**TASK DESCRIPTION:** Repeat every record below exactly as it appears.
## Start RAW DATA
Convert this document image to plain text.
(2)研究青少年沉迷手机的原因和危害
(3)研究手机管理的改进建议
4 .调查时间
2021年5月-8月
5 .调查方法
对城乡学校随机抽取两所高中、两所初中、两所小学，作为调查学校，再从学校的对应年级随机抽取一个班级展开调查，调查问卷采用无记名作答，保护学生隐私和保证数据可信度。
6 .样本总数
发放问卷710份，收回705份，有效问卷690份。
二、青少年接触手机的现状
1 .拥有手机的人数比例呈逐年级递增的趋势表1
## End RAW DATA
**WRITTEN RESPONSE:**
Convert this document image to plain text.
(2)研究青少年沉迷手机的原因和危害
(3)研究手机管理的改进建议
4 .调查时间
2021年5月-8月
5 .调查方法
对城乡学校随机抽取两所高中、两所初中、两所小学，作为调查学校，再从学校的对应年级随机抽取一个班级展开调查，调查问卷采用无记名作答，保护学生隐私和保证数据可信度。
6 .样本总数
发放问卷710份，收回705份，有效问卷690份。
二、青少年接触手机的现状
1 .拥有手机的人数比例呈逐年级递增的趋势表1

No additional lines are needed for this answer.